#### Exercise:
Wherever a line holds the word "name", copy that line out.
## Start Source data
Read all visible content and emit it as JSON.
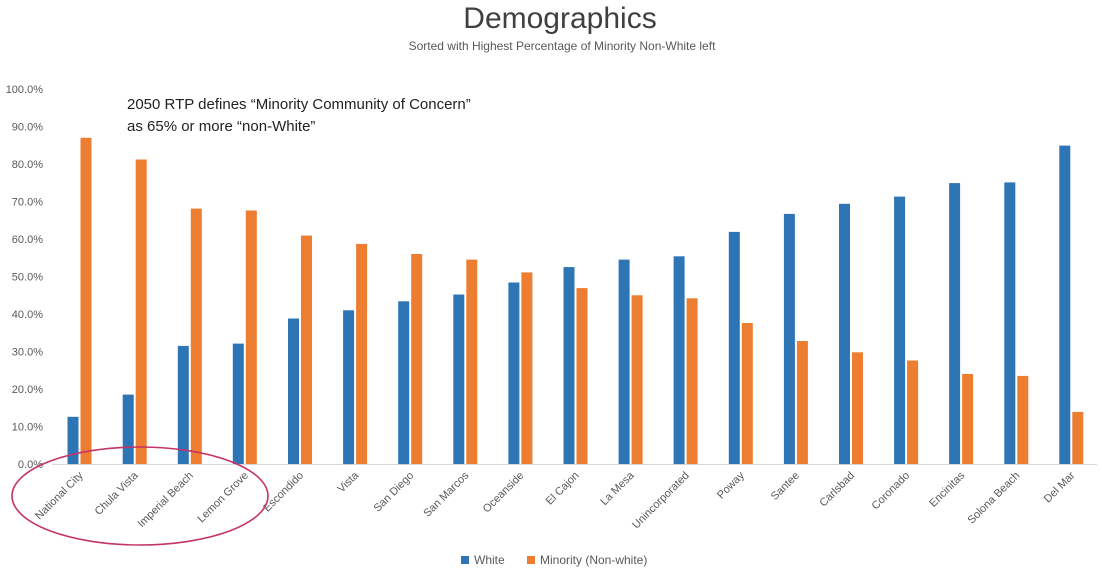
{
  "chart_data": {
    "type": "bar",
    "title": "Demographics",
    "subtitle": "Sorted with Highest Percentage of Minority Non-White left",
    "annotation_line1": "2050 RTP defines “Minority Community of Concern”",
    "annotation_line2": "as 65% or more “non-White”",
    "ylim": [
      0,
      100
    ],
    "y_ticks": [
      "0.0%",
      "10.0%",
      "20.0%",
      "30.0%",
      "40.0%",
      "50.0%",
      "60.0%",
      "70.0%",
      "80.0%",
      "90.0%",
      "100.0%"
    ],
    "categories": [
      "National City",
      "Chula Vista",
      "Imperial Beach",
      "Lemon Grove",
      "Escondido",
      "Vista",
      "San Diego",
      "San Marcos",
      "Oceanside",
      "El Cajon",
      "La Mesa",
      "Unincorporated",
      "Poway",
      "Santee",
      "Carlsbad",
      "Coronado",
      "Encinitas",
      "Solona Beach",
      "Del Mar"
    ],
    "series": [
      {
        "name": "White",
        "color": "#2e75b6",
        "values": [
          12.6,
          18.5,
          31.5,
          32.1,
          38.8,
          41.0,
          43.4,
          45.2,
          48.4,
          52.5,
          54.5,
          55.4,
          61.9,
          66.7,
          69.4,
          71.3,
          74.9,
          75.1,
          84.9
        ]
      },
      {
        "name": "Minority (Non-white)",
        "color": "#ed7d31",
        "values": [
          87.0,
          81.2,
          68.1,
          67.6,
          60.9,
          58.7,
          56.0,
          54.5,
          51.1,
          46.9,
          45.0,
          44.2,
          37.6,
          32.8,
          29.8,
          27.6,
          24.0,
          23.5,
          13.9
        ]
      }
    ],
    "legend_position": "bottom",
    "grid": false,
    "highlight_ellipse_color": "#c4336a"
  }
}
## End Source data
## Start Source data
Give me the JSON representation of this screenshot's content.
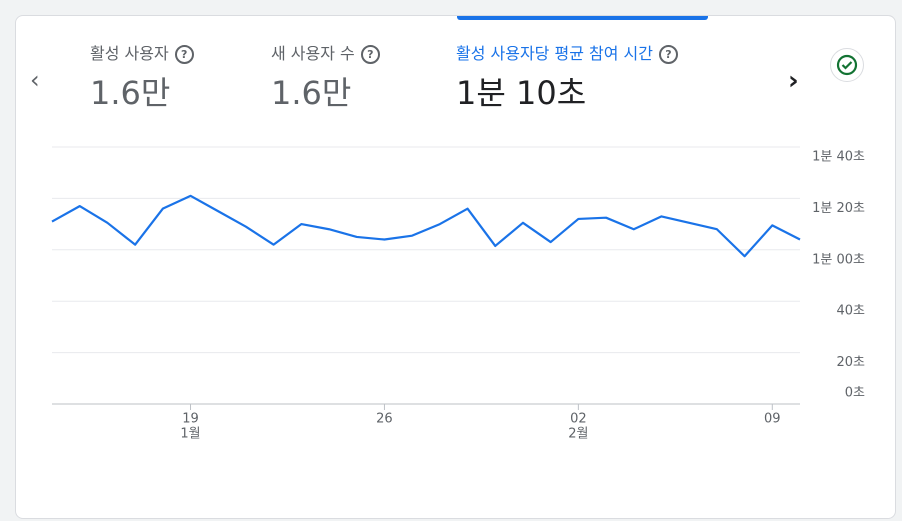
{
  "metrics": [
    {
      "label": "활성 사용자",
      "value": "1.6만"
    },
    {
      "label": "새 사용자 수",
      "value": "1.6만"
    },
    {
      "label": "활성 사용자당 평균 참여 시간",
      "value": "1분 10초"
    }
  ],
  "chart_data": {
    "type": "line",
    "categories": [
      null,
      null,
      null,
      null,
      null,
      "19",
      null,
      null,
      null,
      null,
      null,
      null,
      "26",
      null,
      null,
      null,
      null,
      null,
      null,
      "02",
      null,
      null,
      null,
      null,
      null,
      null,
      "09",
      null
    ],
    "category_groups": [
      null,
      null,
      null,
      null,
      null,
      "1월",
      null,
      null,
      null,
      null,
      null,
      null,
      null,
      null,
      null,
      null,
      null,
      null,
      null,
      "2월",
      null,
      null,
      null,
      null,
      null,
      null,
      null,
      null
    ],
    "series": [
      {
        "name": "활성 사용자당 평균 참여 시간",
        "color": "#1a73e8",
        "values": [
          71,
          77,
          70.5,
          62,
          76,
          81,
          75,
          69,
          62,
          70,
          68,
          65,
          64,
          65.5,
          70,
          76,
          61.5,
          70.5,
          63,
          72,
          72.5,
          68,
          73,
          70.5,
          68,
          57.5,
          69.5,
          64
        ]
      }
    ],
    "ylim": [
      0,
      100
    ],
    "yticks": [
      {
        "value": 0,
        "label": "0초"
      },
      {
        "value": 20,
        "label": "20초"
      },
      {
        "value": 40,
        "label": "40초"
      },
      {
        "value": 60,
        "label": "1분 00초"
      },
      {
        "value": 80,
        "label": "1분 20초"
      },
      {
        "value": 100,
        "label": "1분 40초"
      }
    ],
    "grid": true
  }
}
## End Source data
#### Response to this exercise:
        "name": "White",
        "name": "Minority (Non-white)",
        "name": "활성 사용자당 평균 참여 시간",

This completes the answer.